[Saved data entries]

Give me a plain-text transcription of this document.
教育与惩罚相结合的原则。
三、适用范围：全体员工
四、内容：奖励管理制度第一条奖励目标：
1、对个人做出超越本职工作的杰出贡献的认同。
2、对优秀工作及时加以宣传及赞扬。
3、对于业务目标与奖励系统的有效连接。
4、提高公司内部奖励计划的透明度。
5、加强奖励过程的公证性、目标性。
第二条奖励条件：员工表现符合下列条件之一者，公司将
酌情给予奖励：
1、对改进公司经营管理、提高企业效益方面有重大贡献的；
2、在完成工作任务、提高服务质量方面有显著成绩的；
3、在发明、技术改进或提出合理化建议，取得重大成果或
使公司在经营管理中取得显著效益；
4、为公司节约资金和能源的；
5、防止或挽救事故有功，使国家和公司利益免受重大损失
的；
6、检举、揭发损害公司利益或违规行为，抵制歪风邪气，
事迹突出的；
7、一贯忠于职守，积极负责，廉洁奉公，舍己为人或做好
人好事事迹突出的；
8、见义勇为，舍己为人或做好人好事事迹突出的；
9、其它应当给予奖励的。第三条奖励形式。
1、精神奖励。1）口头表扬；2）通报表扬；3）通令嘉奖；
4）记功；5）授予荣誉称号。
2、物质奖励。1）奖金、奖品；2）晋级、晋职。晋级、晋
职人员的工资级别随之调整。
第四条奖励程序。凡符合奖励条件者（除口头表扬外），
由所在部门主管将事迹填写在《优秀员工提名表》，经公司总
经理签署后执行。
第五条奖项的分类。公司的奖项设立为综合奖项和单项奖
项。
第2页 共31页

Exercise:
Set all of the entries down again, exactly as they were given.

Output of the exercise:
Give me a plain-text transcription of this document.
教育与惩罚相结合的原则。
三、适用范围：全体员工
四、内容：奖励管理制度第一条奖励目标：
1、对个人做出超越本职工作的杰出贡献的认同。
2、对优秀工作及时加以宣传及赞扬。
3、对于业务目标与奖励系统的有效连接。
4、提高公司内部奖励计划的透明度。
5、加强奖励过程的公证性、目标性。
第二条奖励条件：员工表现符合下列条件之一者，公司将
酌情给予奖励：
1、对改进公司经营管理、提高企业效益方面有重大贡献的；
2、在完成工作任务、提高服务质量方面有显著成绩的；
3、在发明、技术改进或提出合理化建议，取得重大成果或
使公司在经营管理中取得显著效益；
4、为公司节约资金和能源的；
5、防止或挽救事故有功，使国家和公司利益免受重大损失
的；
6、检举、揭发损害公司利益或违规行为，抵制歪风邪气，
事迹突出的；
7、一贯忠于职守，积极负责，廉洁奉公，舍己为人或做好
人好事事迹突出的；
8、见义勇为，舍己为人或做好人好事事迹突出的；
9、其它应当给予奖励的。第三条奖励形式。
1、精神奖励。1）口头表扬；2）通报表扬；3）通令嘉奖；
4）记功；5）授予荣誉称号。
2、物质奖励。1）奖金、奖品；2）晋级、晋职。晋级、晋
职人员的工资级别随之调整。
第四条奖励程序。凡符合奖励条件者（除口头表扬外），
由所在部门主管将事迹填写在《优秀员工提名表》，经公司总
经理签署后执行。
第五条奖项的分类。公司的奖项设立为综合奖项和单项奖
项。
第2页 共31页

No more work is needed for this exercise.